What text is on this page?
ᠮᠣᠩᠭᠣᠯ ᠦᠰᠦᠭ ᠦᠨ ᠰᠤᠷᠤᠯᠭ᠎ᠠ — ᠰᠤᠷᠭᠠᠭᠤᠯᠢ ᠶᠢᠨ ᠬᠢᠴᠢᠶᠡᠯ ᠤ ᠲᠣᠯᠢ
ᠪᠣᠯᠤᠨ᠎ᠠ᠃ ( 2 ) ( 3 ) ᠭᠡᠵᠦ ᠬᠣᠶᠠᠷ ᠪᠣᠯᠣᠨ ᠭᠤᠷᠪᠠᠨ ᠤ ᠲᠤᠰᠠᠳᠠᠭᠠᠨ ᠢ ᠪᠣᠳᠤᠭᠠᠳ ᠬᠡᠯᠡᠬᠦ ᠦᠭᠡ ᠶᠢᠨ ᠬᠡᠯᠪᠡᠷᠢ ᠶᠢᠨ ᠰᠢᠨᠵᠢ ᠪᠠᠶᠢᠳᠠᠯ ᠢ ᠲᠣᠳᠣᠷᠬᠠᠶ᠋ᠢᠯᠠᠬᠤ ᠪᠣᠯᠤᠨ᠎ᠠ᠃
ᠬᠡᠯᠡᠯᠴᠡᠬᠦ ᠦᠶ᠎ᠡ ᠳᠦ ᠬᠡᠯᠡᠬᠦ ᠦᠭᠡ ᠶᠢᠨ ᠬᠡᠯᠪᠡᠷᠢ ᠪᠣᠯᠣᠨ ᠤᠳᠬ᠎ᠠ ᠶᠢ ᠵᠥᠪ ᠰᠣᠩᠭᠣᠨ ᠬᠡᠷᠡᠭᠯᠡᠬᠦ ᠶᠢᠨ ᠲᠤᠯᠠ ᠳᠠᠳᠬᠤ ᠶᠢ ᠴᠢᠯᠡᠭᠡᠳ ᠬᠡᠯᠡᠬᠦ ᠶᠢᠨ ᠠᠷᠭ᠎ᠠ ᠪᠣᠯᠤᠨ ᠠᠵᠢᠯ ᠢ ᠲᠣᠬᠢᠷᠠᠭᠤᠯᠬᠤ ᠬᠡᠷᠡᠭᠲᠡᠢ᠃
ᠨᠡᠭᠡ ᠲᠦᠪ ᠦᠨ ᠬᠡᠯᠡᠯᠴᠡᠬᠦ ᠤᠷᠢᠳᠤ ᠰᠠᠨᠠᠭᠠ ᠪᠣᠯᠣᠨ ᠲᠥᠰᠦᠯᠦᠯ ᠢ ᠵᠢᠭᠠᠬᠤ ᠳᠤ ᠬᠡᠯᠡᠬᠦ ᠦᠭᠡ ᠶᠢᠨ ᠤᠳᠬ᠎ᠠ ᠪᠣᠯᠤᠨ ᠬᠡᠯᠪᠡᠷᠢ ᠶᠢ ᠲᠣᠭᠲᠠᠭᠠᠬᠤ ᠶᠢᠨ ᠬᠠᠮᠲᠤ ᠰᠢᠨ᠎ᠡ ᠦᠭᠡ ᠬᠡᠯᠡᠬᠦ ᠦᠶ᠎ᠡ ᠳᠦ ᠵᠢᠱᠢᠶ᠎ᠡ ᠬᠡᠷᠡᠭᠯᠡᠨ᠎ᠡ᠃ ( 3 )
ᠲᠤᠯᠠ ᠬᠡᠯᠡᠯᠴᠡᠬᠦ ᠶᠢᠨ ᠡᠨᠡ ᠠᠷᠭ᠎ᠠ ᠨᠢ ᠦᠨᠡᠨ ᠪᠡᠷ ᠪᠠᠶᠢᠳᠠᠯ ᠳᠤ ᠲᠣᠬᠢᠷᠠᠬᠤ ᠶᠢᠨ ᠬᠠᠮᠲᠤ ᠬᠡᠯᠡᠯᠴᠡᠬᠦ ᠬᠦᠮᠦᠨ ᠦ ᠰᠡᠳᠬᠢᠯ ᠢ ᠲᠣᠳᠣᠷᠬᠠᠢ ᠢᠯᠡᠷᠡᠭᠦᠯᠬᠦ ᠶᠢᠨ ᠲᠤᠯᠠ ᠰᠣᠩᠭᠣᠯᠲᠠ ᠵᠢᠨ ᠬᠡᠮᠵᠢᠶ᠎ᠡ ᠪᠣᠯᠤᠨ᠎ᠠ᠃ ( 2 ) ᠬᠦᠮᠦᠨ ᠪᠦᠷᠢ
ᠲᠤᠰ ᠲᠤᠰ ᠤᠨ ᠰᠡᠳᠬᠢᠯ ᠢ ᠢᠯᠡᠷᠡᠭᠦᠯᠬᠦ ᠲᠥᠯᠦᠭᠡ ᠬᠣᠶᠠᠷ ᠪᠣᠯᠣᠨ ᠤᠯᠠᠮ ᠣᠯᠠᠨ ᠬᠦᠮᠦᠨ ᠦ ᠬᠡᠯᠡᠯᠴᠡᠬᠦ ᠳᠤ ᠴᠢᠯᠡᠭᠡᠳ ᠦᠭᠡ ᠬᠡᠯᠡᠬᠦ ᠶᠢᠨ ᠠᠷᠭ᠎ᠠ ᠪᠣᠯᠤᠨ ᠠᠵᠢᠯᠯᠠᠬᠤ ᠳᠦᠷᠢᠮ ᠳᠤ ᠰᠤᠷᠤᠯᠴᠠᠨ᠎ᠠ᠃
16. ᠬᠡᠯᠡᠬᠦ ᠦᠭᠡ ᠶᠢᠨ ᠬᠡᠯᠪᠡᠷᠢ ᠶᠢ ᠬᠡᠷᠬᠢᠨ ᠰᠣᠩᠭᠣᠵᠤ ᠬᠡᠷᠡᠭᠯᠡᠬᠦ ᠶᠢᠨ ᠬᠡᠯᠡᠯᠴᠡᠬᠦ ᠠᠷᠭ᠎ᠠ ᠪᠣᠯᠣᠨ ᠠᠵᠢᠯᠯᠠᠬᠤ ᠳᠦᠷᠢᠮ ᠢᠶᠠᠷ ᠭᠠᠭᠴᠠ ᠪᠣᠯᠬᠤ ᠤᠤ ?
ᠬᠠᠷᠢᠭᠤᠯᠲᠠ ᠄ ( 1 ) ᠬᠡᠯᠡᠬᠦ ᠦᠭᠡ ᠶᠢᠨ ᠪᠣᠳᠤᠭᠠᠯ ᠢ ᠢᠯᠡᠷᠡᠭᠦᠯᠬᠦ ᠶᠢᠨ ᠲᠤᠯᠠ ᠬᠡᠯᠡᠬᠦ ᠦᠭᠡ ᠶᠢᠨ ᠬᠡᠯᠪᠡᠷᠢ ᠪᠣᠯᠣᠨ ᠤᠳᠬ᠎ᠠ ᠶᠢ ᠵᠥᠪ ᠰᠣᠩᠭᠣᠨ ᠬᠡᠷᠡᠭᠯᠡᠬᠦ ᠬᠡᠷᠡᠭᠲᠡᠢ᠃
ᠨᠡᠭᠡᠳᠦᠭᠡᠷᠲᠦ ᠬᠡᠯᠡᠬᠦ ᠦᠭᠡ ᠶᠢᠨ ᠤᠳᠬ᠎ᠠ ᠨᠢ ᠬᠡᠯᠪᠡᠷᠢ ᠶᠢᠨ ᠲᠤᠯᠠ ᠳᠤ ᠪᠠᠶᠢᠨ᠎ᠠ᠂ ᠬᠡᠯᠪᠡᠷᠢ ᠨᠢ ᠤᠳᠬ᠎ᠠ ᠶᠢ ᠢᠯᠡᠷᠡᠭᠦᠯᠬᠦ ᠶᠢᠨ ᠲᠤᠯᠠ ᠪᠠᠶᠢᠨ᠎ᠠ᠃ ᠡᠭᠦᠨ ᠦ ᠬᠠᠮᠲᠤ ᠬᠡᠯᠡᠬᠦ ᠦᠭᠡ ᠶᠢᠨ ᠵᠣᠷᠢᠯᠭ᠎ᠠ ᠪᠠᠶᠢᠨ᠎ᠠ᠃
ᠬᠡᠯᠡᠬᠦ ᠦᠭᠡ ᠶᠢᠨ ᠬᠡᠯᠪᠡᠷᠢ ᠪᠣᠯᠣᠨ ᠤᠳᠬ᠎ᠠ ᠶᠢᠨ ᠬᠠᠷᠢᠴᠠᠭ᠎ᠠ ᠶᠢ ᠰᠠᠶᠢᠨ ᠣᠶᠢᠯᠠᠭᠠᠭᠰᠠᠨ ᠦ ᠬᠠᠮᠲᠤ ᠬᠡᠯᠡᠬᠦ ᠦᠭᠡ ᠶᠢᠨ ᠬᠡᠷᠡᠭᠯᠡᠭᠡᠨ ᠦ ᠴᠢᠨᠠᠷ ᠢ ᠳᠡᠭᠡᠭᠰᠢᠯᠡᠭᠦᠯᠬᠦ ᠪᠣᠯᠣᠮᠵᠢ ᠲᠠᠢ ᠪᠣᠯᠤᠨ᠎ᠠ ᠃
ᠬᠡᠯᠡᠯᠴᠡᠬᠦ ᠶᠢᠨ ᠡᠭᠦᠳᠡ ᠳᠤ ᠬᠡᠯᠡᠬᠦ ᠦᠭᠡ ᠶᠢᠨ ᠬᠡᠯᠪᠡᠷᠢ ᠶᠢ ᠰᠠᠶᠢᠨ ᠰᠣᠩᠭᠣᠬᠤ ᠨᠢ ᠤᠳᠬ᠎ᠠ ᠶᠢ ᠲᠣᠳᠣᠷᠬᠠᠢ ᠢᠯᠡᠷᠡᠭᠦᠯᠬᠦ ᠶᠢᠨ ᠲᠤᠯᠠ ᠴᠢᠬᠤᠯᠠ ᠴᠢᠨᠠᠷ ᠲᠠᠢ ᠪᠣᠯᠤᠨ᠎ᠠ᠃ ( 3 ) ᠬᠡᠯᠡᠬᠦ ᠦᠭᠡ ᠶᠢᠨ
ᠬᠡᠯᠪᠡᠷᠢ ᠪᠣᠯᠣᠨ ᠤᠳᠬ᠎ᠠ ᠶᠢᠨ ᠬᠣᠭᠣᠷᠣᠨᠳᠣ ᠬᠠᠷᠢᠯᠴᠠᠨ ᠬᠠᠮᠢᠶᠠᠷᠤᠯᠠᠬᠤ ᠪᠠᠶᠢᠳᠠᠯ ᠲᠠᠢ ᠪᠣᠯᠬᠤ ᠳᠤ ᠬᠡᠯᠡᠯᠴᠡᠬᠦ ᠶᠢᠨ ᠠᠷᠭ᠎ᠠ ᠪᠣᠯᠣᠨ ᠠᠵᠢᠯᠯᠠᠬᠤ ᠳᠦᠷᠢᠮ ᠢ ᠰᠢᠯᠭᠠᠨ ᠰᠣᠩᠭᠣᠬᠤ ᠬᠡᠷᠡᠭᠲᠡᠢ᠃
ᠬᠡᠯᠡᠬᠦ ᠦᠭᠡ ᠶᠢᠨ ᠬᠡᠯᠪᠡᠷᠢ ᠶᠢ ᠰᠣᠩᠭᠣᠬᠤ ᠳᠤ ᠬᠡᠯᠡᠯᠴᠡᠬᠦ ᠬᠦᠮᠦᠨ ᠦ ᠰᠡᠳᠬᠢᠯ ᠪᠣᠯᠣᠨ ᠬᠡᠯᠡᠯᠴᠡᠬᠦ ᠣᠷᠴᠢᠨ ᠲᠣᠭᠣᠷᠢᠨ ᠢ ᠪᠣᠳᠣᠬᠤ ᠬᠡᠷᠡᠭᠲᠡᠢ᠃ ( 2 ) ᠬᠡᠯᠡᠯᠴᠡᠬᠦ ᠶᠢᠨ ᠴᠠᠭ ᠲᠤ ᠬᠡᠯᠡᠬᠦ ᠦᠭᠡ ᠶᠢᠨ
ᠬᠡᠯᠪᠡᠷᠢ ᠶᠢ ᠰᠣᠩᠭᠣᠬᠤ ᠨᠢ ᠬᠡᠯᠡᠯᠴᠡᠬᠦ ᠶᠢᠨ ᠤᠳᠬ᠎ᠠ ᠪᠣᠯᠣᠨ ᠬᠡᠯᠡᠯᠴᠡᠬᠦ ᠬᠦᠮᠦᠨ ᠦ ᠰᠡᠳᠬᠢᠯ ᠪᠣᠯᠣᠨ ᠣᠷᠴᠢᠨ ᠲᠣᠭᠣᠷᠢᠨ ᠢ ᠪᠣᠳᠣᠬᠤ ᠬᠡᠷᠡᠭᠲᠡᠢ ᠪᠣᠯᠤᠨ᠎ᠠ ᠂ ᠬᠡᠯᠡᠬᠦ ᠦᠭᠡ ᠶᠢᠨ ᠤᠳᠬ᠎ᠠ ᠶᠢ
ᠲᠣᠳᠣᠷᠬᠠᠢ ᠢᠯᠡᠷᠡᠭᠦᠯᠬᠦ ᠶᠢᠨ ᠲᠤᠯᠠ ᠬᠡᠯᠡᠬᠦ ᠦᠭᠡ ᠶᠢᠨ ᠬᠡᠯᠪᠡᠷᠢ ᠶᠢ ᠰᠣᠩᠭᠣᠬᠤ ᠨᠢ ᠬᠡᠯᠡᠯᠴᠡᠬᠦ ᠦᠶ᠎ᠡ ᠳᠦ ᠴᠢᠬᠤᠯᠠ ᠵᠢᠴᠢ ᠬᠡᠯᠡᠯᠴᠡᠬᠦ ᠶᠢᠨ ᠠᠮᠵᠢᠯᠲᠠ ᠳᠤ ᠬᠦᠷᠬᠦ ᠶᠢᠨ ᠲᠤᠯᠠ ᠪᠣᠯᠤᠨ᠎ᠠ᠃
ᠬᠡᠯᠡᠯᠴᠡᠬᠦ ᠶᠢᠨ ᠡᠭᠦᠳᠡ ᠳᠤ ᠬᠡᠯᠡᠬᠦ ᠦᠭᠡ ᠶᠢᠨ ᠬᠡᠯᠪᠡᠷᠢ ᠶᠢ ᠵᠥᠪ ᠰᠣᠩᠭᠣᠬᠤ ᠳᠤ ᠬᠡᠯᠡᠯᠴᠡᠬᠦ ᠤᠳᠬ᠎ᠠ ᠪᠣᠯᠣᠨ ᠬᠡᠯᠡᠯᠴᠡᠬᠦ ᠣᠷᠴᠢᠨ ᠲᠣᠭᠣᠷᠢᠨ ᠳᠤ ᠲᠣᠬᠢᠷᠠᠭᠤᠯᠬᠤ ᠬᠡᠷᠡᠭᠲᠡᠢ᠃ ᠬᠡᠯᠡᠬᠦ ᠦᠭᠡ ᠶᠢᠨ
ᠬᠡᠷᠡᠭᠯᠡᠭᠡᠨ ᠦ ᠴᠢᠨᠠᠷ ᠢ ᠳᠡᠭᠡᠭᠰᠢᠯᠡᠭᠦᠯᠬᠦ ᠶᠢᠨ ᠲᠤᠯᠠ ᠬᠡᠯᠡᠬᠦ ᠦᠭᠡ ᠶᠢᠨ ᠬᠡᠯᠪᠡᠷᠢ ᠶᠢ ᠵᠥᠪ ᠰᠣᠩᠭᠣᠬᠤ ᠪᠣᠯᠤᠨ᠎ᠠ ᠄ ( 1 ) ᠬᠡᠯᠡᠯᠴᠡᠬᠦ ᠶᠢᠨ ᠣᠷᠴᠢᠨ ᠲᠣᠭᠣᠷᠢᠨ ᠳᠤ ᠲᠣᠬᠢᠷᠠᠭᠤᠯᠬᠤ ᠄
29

#### Problem statement
Look over the listing above. Pick out and copy every line that includes "ᠬᠡᠷᠡᠭᠯᠡᠬᠦ".

#### Exercise response
ᠬᠡᠯᠡᠯᠴᠡᠬᠦ ᠦᠶ᠎ᠡ ᠳᠦ ᠬᠡᠯᠡᠬᠦ ᠦᠭᠡ ᠶᠢᠨ ᠬᠡᠯᠪᠡᠷᠢ ᠪᠣᠯᠣᠨ ᠤᠳᠬ᠎ᠠ ᠶᠢ ᠵᠥᠪ ᠰᠣᠩᠭᠣᠨ ᠬᠡᠷᠡᠭᠯᠡᠬᠦ ᠶᠢᠨ ᠲᠤᠯᠠ ᠳᠠᠳᠬᠤ ᠶᠢ ᠴᠢᠯᠡᠭᠡᠳ ᠬᠡᠯᠡᠬᠦ ᠶᠢᠨ ᠠᠷᠭ᠎ᠠ ᠪᠣᠯᠤᠨ ᠠᠵᠢᠯ ᠢ ᠲᠣᠬᠢᠷᠠᠭᠤᠯᠬᠤ ᠬᠡᠷᠡᠭᠲᠡᠢ᠃
16. ᠬᠡᠯᠡᠬᠦ ᠦᠭᠡ ᠶᠢᠨ ᠬᠡᠯᠪᠡᠷᠢ ᠶᠢ ᠬᠡᠷᠬᠢᠨ ᠰᠣᠩᠭᠣᠵᠤ ᠬᠡᠷᠡᠭᠯᠡᠬᠦ ᠶᠢᠨ ᠬᠡᠯᠡᠯᠴᠡᠬᠦ ᠠᠷᠭ᠎ᠠ ᠪᠣᠯᠣᠨ ᠠᠵᠢᠯᠯᠠᠬᠤ ᠳᠦᠷᠢᠮ ᠢᠶᠠᠷ ᠭᠠᠭᠴᠠ ᠪᠣᠯᠬᠤ ᠤᠤ ?
ᠬᠠᠷᠢᠭᠤᠯᠲᠠ ᠄ ( 1 ) ᠬᠡᠯᠡᠬᠦ ᠦᠭᠡ ᠶᠢᠨ ᠪᠣᠳᠤᠭᠠᠯ ᠢ ᠢᠯᠡᠷᠡᠭᠦᠯᠬᠦ ᠶᠢᠨ ᠲᠤᠯᠠ ᠬᠡᠯᠡᠬᠦ ᠦᠭᠡ ᠶᠢᠨ ᠬᠡᠯᠪᠡᠷᠢ ᠪᠣᠯᠣᠨ ᠤᠳᠬ᠎ᠠ ᠶᠢ ᠵᠥᠪ ᠰᠣᠩᠭᠣᠨ ᠬᠡᠷᠡᠭᠯᠡᠬᠦ ᠬᠡᠷᠡᠭᠲᠡᠢ᠃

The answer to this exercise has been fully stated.